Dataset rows
▼

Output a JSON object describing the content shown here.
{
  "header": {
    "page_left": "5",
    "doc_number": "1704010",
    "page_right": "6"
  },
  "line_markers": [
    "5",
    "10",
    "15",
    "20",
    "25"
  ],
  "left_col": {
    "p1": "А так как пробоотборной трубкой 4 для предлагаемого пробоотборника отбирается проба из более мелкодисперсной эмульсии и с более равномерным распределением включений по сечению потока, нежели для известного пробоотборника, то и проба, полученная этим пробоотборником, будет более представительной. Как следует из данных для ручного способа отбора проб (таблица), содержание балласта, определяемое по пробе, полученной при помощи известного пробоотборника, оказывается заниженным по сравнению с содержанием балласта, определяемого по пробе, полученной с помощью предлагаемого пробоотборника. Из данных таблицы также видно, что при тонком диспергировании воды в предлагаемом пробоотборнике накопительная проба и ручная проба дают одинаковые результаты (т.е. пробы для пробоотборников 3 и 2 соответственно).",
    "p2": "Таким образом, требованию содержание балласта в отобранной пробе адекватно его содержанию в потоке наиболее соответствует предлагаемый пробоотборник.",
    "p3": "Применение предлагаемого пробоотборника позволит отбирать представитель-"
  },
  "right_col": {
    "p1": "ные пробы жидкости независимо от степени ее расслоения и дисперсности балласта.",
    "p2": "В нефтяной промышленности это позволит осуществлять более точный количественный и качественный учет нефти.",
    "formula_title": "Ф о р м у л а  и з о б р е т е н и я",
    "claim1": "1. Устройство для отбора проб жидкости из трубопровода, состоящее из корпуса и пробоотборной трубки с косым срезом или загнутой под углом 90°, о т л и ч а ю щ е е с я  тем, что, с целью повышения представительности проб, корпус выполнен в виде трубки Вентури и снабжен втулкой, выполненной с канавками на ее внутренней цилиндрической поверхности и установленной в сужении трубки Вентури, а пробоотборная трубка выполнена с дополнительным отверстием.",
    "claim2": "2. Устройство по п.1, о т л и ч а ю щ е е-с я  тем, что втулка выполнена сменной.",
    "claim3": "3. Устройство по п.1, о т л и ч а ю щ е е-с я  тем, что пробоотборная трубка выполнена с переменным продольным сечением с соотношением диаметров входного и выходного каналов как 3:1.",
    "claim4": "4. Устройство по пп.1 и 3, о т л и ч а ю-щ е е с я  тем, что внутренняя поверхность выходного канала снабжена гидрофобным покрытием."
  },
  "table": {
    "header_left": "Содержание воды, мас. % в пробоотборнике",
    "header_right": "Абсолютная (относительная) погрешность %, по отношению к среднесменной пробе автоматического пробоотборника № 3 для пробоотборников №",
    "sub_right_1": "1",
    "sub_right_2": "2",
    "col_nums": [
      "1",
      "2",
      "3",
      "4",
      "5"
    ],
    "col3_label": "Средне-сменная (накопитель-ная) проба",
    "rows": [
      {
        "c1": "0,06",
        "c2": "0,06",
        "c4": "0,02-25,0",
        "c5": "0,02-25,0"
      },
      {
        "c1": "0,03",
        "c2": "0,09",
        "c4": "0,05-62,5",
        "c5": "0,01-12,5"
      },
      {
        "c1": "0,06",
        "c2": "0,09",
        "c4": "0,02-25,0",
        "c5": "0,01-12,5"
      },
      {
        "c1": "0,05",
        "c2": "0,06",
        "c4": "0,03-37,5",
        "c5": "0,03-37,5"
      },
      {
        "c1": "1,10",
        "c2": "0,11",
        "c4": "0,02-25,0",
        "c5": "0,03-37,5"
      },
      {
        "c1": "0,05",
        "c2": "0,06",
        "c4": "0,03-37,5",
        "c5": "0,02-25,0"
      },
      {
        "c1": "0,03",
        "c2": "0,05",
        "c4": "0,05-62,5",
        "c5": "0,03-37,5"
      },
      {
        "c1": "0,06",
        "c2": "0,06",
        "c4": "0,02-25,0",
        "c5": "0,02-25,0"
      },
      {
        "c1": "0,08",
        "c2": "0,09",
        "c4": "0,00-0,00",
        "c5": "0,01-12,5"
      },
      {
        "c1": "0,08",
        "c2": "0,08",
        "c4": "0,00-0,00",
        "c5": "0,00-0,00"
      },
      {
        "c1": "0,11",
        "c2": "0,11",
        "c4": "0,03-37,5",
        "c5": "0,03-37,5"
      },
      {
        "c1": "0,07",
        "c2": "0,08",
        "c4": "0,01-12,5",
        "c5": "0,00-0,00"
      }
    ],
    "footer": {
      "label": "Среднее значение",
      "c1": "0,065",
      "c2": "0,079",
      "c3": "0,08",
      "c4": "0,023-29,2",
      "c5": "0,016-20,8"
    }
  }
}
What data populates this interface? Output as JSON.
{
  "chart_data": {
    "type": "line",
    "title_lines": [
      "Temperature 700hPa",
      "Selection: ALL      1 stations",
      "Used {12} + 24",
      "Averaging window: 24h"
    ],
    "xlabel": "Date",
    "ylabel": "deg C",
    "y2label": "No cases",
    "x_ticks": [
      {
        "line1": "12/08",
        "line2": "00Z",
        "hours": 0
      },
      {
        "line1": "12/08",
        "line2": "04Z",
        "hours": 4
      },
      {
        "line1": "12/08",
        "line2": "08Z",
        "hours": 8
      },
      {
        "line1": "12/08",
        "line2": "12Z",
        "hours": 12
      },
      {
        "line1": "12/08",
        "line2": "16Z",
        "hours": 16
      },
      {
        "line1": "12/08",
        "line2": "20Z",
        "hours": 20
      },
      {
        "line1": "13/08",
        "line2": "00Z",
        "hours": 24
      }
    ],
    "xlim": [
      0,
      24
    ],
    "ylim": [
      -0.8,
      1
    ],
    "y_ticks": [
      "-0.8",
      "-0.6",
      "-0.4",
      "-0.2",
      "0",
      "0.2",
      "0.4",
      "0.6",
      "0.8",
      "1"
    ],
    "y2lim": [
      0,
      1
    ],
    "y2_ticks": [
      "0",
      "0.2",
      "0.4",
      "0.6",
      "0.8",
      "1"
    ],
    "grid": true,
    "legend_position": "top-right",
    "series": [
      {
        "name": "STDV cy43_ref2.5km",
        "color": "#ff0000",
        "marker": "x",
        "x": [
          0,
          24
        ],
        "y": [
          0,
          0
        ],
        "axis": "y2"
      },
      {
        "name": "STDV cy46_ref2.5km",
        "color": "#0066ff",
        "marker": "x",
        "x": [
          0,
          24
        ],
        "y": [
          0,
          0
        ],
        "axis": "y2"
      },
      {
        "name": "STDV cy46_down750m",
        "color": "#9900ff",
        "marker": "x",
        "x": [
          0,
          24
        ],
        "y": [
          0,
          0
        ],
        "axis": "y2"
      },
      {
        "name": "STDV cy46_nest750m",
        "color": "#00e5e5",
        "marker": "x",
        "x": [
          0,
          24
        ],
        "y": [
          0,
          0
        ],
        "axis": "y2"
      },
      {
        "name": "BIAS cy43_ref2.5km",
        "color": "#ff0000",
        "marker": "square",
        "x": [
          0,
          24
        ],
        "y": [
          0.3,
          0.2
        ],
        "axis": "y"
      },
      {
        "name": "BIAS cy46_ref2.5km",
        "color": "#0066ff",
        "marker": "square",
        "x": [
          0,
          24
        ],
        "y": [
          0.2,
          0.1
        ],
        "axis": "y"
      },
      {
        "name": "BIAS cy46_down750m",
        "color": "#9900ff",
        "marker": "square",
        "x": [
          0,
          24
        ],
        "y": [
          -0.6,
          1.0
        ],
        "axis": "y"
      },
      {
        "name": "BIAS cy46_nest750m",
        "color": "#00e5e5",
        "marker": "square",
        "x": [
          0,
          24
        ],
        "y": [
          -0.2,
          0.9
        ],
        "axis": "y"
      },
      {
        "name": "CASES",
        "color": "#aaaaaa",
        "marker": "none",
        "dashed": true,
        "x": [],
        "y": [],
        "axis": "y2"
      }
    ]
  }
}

▲

• Work to complete: Your task is to transcribe the listing above in full, exactly as given.

• The reply:
Output a JSON object describing the content shown here.
{
  "header": {
    "page_left": "5",
    "doc_number": "1704010",
    "page_right": "6"
  },
  "line_markers": [
    "5",
    "10",
    "15",
    "20",
    "25"
  ],
  "left_col": {
    "p1": "А так как пробоотборной трубкой 4 для предлагаемого пробоотборника отбирается проба из более мелкодисперсной эмульсии и с более равномерным распределением включений по сечению потока, нежели для известного пробоотборника, то и проба, полученная этим пробоотборником, будет более представительной. Как следует из данных для ручного способа отбора проб (таблица), содержание балласта, определяемое по пробе, полученной при помощи известного пробоотборника, оказывается заниженным по сравнению с содержанием балласта, определяемого по пробе, полученной с помощью предлагаемого пробоотборника. Из данных таблицы также видно, что при тонком диспергировании воды в предлагаемом пробоотборнике накопительная проба и ручная проба дают одинаковые результаты (т.е. пробы для пробоотборников 3 и 2 соответственно).",
    "p2": "Таким образом, требованию содержание балласта в отобранной пробе адекватно его содержанию в потоке наиболее соответствует предлагаемый пробоотборник.",
    "p3": "Применение предлагаемого пробоотборника позволит отбирать представитель-"
  },
  "right_col": {
    "p1": "ные пробы жидкости независимо от степени ее расслоения и дисперсности балласта.",
    "p2": "В нефтяной промышленности это позволит осуществлять более точный количественный и качественный учет нефти.",
    "formula_title": "Ф о р м у л а  и з о б р е т е н и я",
    "claim1": "1. Устройство для отбора проб жидкости из трубопровода, состоящее из корпуса и пробоотборной трубки с косым срезом или загнутой под углом 90°, о т л и ч а ю щ е е с я  тем, что, с целью повышения представительности проб, корпус выполнен в виде трубки Вентури и снабжен втулкой, выполненной с канавками на ее внутренней цилиндрической поверхности и установленной в сужении трубки Вентури, а пробоотборная трубка выполнена с дополнительным отверстием.",
    "claim2": "2. Устройство по п.1, о т л и ч а ю щ е е-с я  тем, что втулка выполнена сменной.",
    "claim3": "3. Устройство по п.1, о т л и ч а ю щ е е-с я  тем, что пробоотборная трубка выполнена с переменным продольным сечением с соотношением диаметров входного и выходного каналов как 3:1.",
    "claim4": "4. Устройство по пп.1 и 3, о т л и ч а ю-щ е е с я  тем, что внутренняя поверхность выходного канала снабжена гидрофобным покрытием."
  },
  "table": {
    "header_left": "Содержание воды, мас. % в пробоотборнике",
    "header_right": "Абсолютная (относительная) погрешность %, по отношению к среднесменной пробе автоматического пробоотборника № 3 для пробоотборников №",
    "sub_right_1": "1",
    "sub_right_2": "2",
    "col_nums": [
      "1",
      "2",
      "3",
      "4",
      "5"
    ],
    "col3_label": "Средне-сменная (накопитель-ная) проба",
    "rows": [
      {
        "c1": "0,06",
        "c2": "0,06",
        "c4": "0,02-25,0",
        "c5": "0,02-25,0"
      },
      {
        "c1": "0,03",
        "c2": "0,09",
        "c4": "0,05-62,5",
        "c5": "0,01-12,5"
      },
      {
        "c1": "0,06",
        "c2": "0,09",
        "c4": "0,02-25,0",
        "c5": "0,01-12,5"
      },
      {
        "c1": "0,05",
        "c2": "0,06",
        "c4": "0,03-37,5",
        "c5": "0,03-37,5"
      },
      {
        "c1": "1,10",
        "c2": "0,11",
        "c4": "0,02-25,0",
        "c5": "0,03-37,5"
      },
      {
        "c1": "0,05",
        "c2": "0,06",
        "c4": "0,03-37,5",
        "c5": "0,02-25,0"
      },
      {
        "c1": "0,03",
        "c2": "0,05",
        "c4": "0,05-62,5",
        "c5": "0,03-37,5"
      },
      {
        "c1": "0,06",
        "c2": "0,06",
        "c4": "0,02-25,0",
        "c5": "0,02-25,0"
      },
      {
        "c1": "0,08",
        "c2": "0,09",
        "c4": "0,00-0,00",
        "c5": "0,01-12,5"
      },
      {
        "c1": "0,08",
        "c2": "0,08",
        "c4": "0,00-0,00",
        "c5": "0,00-0,00"
      },
      {
        "c1": "0,11",
        "c2": "0,11",
        "c4": "0,03-37,5",
        "c5": "0,03-37,5"
      },
      {
        "c1": "0,07",
        "c2": "0,08",
        "c4": "0,01-12,5",
        "c5": "0,00-0,00"
      }
    ],
    "footer": {
      "label": "Среднее значение",
      "c1": "0,065",
      "c2": "0,079",
      "c3": "0,08",
      "c4": "0,023-29,2",
      "c5": "0,016-20,8"
    }
  }
}
What data populates this interface? Output as JSON.
{
  "chart_data": {
    "type": "line",
    "title_lines": [
      "Temperature 700hPa",
      "Selection: ALL      1 stations",
      "Used {12} + 24",
      "Averaging window: 24h"
    ],
    "xlabel": "Date",
    "ylabel": "deg C",
    "y2label": "No cases",
    "x_ticks": [
      {
        "line1": "12/08",
        "line2": "00Z",
        "hours": 0
      },
      {
        "line1": "12/08",
        "line2": "04Z",
        "hours": 4
      },
      {
        "line1": "12/08",
        "line2": "08Z",
        "hours": 8
      },
      {
        "line1": "12/08",
        "line2": "12Z",
        "hours": 12
      },
      {
        "line1": "12/08",
        "line2": "16Z",
        "hours": 16
      },
      {
        "line1": "12/08",
        "line2": "20Z",
        "hours": 20
      },
      {
        "line1": "13/08",
        "line2": "00Z",
        "hours": 24
      }
    ],
    "xlim": [
      0,
      24
    ],
    "ylim": [
      -0.8,
      1
    ],
    "y_ticks": [
      "-0.8",
      "-0.6",
      "-0.4",
      "-0.2",
      "0",
      "0.2",
      "0.4",
      "0.6",
      "0.8",
      "1"
    ],
    "y2lim": [
      0,
      1
    ],
    "y2_ticks": [
      "0",
      "0.2",
      "0.4",
      "0.6",
      "0.8",
      "1"
    ],
    "grid": true,
    "legend_position": "top-right",
    "series": [
      {
        "name": "STDV cy43_ref2.5km",
        "color": "#ff0000",
        "marker": "x",
        "x": [
          0,
          24
        ],
        "y": [
          0,
          0
        ],
        "axis": "y2"
      },
      {
        "name": "STDV cy46_ref2.5km",
        "color": "#0066ff",
        "marker": "x",
        "x": [
          0,
          24
        ],
        "y": [
          0,
          0
        ],
        "axis": "y2"
      },
      {
        "name": "STDV cy46_down750m",
        "color": "#9900ff",
        "marker": "x",
        "x": [
          0,
          24
        ],
        "y": [
          0,
          0
        ],
        "axis": "y2"
      },
      {
        "name": "STDV cy46_nest750m",
        "color": "#00e5e5",
        "marker": "x",
        "x": [
          0,
          24
        ],
        "y": [
          0,
          0
        ],
        "axis": "y2"
      },
      {
        "name": "BIAS cy43_ref2.5km",
        "color": "#ff0000",
        "marker": "square",
        "x": [
          0,
          24
        ],
        "y": [
          0.3,
          0.2
        ],
        "axis": "y"
      },
      {
        "name": "BIAS cy46_ref2.5km",
        "color": "#0066ff",
        "marker": "square",
        "x": [
          0,
          24
        ],
        "y": [
          0.2,
          0.1
        ],
        "axis": "y"
      },
      {
        "name": "BIAS cy46_down750m",
        "color": "#9900ff",
        "marker": "square",
        "x": [
          0,
          24
        ],
        "y": [
          -0.6,
          1.0
        ],
        "axis": "y"
      },
      {
        "name": "BIAS cy46_nest750m",
        "color": "#00e5e5",
        "marker": "square",
        "x": [
          0,
          24
        ],
        "y": [
          -0.2,
          0.9
        ],
        "axis": "y"
      },
      {
        "name": "CASES",
        "color": "#aaaaaa",
        "marker": "none",
        "dashed": true,
        "x": [],
        "y": [],
        "axis": "y2"
      }
    ]
  }
}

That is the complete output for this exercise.